--- Dataset items ---
* * *
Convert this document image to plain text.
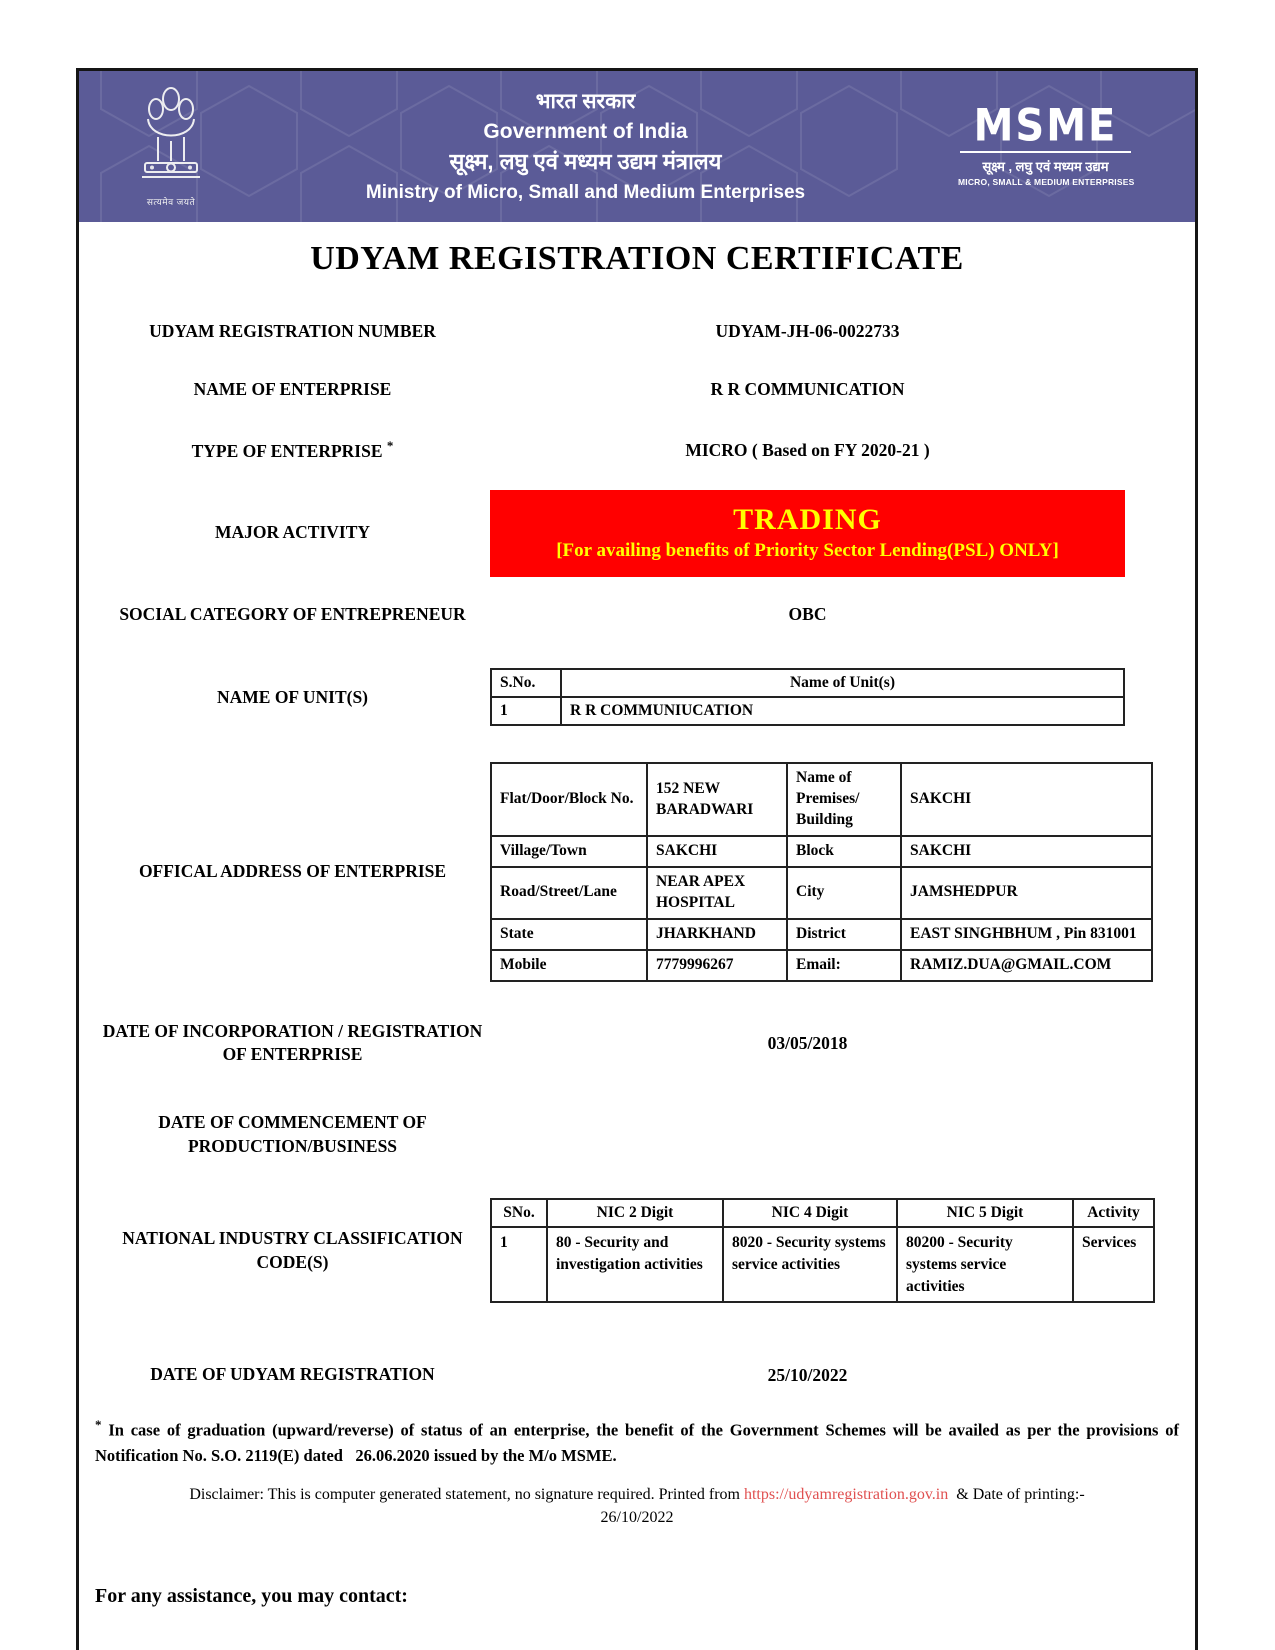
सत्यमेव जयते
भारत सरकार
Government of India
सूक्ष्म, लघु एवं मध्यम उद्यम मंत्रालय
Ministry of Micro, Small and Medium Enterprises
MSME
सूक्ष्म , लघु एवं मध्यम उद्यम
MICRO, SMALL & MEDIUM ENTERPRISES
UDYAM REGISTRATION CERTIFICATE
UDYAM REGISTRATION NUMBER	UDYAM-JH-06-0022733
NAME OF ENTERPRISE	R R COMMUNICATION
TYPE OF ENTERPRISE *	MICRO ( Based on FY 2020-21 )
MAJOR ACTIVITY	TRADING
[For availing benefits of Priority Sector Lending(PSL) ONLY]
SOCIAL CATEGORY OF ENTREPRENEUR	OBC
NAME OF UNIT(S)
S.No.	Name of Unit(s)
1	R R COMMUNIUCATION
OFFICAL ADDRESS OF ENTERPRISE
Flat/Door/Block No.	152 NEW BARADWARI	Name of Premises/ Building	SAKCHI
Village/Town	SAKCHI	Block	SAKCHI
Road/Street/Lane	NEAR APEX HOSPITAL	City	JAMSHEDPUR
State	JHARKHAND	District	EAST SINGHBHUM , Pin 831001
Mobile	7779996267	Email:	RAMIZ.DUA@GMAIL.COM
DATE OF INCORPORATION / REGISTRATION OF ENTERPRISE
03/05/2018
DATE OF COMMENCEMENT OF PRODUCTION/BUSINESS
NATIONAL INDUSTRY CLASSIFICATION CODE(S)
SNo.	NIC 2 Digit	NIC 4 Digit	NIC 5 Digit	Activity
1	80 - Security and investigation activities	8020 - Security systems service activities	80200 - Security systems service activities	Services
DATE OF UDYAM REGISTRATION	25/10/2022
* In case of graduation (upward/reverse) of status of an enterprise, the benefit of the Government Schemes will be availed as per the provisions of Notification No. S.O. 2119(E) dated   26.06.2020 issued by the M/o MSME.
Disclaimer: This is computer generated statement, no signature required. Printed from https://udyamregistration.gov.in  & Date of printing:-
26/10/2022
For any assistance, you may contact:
* * *
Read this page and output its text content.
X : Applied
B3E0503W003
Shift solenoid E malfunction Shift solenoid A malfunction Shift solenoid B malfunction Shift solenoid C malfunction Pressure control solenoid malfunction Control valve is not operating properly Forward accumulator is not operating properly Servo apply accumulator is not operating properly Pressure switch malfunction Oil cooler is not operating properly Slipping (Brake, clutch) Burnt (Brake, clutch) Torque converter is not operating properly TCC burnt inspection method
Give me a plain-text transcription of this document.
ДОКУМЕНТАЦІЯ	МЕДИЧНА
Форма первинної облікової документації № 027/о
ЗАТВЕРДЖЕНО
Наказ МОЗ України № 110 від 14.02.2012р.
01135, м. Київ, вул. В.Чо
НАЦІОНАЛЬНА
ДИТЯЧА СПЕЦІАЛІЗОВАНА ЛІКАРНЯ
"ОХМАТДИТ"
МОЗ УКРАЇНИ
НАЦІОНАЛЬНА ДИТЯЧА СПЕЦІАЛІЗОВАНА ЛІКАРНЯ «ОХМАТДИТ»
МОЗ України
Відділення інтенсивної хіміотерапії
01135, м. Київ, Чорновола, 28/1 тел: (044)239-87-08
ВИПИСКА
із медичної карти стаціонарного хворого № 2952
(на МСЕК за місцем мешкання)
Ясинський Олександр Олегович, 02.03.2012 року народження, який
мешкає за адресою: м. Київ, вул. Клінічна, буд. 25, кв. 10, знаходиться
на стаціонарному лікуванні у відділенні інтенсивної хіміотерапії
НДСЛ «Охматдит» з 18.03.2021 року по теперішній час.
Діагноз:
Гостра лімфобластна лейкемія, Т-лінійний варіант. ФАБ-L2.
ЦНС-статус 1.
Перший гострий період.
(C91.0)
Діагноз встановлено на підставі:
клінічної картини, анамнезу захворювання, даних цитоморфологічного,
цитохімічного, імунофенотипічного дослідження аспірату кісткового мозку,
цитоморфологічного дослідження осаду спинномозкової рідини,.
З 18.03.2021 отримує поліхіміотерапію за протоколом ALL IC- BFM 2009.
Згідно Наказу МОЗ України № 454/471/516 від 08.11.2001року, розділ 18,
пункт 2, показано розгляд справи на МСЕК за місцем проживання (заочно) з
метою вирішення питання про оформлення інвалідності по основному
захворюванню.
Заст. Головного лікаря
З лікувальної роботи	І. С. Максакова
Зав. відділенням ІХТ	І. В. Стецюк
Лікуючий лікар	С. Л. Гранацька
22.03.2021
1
* * *
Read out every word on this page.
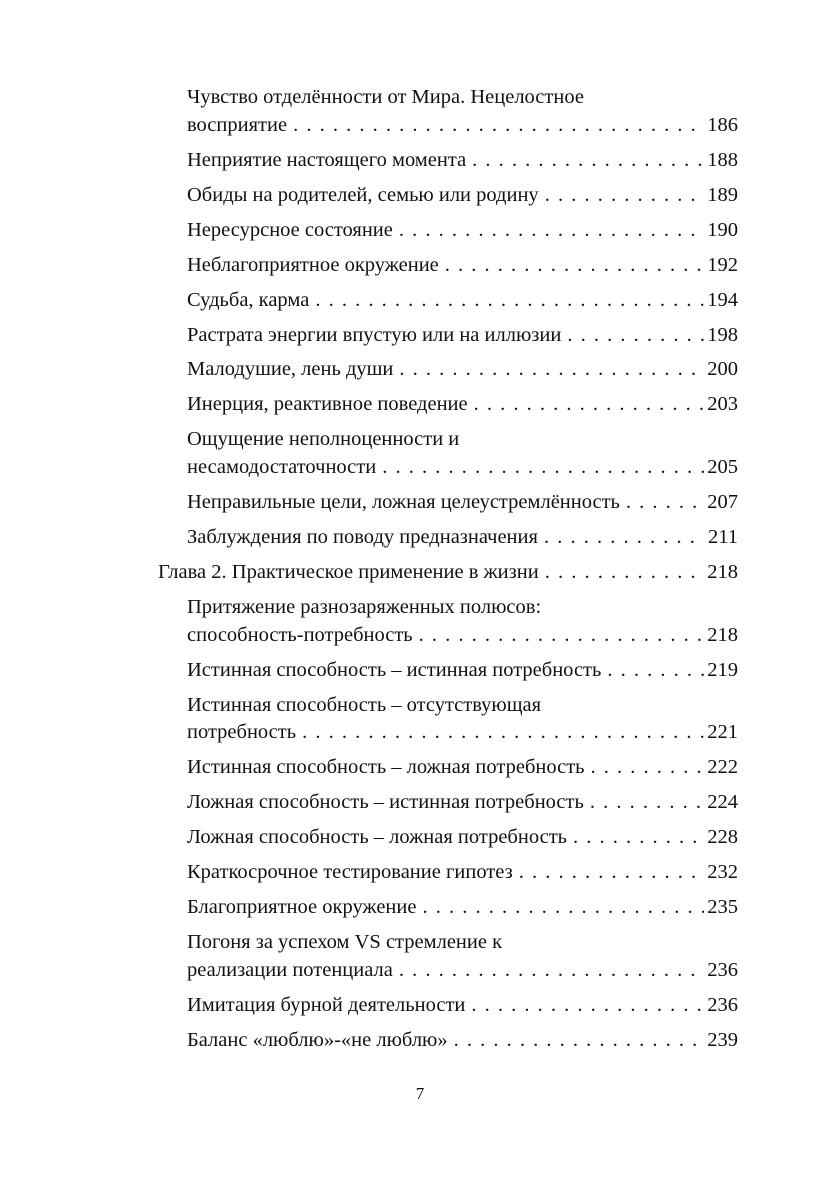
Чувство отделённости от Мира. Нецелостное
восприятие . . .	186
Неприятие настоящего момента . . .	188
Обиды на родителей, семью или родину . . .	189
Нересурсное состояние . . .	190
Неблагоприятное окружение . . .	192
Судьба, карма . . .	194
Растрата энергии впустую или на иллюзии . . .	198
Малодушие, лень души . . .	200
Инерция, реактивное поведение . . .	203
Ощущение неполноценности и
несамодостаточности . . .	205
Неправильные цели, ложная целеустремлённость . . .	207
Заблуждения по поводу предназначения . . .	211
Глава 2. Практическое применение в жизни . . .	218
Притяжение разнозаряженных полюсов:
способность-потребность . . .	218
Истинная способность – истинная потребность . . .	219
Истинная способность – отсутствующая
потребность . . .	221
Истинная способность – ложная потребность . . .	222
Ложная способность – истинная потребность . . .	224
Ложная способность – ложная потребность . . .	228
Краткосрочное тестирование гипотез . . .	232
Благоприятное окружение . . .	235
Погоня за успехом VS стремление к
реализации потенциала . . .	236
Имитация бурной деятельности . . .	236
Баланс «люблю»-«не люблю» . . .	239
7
* * *
--- Problem ---
Each line that has the word "місцем" should be copied.

--- Output of the task ---
(на МСЕК за місцем мешкання)
пункт 2, показано розгляд справи на МСЕК за місцем проживання (заочно) з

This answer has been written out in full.